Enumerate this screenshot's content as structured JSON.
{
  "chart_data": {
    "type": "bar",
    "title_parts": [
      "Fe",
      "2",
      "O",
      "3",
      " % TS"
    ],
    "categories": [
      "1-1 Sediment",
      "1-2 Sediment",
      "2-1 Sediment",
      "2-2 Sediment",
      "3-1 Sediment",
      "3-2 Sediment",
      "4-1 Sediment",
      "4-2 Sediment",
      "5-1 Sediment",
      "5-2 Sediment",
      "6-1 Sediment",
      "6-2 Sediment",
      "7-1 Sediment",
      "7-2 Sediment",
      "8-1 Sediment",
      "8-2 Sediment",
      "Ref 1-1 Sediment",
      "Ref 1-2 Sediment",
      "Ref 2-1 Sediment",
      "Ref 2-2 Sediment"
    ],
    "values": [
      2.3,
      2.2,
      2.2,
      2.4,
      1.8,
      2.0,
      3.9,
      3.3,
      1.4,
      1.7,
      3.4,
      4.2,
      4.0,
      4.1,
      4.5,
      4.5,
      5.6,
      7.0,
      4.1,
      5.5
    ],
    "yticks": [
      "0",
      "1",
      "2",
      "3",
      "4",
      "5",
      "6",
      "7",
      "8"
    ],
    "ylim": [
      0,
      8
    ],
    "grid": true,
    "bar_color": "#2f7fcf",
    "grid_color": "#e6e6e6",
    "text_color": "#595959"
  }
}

_ _ _ _ _

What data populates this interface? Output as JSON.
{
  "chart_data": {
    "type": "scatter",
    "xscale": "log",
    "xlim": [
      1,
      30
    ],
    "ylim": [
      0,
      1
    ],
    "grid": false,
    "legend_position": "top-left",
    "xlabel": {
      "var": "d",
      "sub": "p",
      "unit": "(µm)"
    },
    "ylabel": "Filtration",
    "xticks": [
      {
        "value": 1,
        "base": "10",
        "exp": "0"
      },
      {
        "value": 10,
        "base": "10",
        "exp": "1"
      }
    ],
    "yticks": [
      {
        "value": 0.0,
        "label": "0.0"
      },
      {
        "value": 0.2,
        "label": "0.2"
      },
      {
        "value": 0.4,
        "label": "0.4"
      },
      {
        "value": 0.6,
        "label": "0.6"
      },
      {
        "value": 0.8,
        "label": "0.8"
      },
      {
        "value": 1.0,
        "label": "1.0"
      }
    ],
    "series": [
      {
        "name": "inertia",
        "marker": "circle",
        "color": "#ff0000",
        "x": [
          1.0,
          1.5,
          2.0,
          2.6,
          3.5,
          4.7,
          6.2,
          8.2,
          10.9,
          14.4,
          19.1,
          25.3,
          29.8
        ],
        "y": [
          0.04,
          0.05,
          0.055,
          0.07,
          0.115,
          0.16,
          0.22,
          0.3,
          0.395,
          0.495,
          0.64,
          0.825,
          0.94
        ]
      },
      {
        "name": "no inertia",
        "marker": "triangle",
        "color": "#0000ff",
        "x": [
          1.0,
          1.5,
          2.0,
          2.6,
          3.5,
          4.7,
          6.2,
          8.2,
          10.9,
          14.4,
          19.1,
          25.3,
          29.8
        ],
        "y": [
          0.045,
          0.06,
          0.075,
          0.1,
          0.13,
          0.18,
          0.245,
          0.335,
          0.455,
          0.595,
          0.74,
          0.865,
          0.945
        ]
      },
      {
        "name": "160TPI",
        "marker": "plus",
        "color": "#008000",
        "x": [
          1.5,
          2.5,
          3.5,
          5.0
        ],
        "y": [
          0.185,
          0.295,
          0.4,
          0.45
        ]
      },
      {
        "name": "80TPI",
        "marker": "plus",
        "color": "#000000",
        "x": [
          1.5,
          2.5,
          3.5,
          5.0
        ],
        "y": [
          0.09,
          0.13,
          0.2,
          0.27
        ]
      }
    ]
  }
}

_ _ _ _ _

▸ Request:
Reproduce each line holding the word "JSON".

▸ Output for this task:
Enumerate this screenshot's content as structured JSON.
What data populates this interface? Output as JSON.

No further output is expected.